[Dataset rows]
-=-=-=-=-
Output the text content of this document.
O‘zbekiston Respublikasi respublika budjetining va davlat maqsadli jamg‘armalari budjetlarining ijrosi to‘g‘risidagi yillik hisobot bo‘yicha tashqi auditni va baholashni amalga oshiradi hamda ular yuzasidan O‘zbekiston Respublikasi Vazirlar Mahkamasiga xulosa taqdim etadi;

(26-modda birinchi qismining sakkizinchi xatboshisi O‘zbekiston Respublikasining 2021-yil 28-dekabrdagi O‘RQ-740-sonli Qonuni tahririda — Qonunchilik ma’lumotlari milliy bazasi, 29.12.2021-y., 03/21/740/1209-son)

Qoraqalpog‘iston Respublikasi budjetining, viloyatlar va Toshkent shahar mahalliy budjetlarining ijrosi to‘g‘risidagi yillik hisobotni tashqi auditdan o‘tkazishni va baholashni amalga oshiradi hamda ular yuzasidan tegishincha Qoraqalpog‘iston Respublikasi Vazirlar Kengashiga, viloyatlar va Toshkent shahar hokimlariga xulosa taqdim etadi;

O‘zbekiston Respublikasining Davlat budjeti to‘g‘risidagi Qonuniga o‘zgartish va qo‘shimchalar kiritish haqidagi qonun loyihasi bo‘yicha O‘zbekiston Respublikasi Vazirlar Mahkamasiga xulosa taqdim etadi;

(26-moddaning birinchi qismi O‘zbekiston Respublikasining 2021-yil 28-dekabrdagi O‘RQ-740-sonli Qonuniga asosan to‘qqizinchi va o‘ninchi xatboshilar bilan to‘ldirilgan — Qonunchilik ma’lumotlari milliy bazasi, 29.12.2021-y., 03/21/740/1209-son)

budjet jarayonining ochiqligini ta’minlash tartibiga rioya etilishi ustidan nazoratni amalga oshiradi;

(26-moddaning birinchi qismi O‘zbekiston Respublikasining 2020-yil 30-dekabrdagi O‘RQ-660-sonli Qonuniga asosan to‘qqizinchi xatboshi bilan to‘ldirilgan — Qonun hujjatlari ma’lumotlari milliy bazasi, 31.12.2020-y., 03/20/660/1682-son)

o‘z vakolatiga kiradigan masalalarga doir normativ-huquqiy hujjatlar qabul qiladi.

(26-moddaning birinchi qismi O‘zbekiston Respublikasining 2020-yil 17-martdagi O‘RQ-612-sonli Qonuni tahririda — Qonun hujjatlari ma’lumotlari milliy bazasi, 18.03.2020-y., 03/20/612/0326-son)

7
-=-=-=-=-
> _TASK_
Write only the number of lines in the data above that include "tahririda".

> _EXPECTED ANSWER_
2